▶ [Written task]
Copy, in full, each line of the material that holds the word "JSON".

Rows from a figure dataset
● ● ● ●

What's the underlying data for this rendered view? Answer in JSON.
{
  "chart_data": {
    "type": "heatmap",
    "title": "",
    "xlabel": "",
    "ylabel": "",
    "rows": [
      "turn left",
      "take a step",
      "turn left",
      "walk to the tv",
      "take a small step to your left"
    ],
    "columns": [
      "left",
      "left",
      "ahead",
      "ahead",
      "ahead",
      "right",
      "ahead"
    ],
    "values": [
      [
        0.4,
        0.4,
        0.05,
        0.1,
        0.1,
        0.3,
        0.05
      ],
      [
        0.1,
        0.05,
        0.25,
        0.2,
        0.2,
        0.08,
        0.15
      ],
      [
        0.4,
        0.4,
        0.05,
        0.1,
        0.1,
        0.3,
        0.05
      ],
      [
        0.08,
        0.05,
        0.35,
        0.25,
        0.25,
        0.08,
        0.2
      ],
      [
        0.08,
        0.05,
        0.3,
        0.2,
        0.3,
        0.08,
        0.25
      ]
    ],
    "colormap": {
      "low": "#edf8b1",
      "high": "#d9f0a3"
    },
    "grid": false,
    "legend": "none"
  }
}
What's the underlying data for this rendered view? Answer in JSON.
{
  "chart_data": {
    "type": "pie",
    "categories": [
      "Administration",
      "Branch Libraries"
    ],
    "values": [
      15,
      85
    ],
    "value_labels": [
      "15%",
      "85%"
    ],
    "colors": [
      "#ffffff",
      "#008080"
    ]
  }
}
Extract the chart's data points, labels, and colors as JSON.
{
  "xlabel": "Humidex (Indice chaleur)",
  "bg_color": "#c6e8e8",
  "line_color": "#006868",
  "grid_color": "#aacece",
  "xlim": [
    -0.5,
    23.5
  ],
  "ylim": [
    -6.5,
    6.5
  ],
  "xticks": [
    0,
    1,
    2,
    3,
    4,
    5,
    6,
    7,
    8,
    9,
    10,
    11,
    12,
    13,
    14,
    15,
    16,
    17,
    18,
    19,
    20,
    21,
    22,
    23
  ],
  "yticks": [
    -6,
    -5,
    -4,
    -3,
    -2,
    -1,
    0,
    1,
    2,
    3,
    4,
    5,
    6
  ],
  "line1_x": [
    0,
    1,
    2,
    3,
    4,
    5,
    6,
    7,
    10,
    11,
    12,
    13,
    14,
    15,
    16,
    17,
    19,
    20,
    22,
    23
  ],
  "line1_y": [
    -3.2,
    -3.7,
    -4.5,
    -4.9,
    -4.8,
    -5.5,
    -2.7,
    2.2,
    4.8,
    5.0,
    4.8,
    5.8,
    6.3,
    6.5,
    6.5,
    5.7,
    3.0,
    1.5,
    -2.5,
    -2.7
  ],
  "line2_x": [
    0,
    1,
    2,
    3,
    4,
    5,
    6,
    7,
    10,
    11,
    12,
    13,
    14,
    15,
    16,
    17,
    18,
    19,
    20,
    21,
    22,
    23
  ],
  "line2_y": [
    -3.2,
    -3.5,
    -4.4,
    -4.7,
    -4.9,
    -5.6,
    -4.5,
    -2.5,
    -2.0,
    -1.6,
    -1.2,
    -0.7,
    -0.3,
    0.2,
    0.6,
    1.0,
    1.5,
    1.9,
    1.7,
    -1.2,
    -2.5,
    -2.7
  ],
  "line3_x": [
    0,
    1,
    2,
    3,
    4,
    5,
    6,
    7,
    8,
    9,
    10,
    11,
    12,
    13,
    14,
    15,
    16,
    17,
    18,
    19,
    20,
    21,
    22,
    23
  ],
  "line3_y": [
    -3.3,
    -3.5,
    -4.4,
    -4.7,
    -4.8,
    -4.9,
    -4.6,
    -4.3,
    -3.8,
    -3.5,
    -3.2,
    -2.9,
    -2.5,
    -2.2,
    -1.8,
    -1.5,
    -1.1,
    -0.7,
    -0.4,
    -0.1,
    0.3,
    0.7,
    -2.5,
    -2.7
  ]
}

● ● ● ●

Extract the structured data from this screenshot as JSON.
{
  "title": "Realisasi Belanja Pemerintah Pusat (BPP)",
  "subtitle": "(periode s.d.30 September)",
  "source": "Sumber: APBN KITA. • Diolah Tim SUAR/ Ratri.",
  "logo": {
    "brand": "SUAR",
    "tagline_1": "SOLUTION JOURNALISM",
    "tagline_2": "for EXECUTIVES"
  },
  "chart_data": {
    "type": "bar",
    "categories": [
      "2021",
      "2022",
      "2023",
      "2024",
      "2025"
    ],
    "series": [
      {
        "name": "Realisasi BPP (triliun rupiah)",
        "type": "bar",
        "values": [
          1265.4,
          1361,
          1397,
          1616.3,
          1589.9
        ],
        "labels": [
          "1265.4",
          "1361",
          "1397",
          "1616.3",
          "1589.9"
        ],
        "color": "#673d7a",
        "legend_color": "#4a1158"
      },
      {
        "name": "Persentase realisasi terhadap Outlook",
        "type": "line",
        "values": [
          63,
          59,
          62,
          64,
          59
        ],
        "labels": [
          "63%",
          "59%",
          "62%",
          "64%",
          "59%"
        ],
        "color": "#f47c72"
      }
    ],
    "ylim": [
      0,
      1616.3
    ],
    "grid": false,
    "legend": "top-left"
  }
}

● ● ● ●

▶ [Result of this task]
What's the underlying data for this rendered view? Answer in JSON.
What's the underlying data for this rendered view? Answer in JSON.
Extract the chart's data points, labels, and colors as JSON.
Extract the structured data from this screenshot as JSON.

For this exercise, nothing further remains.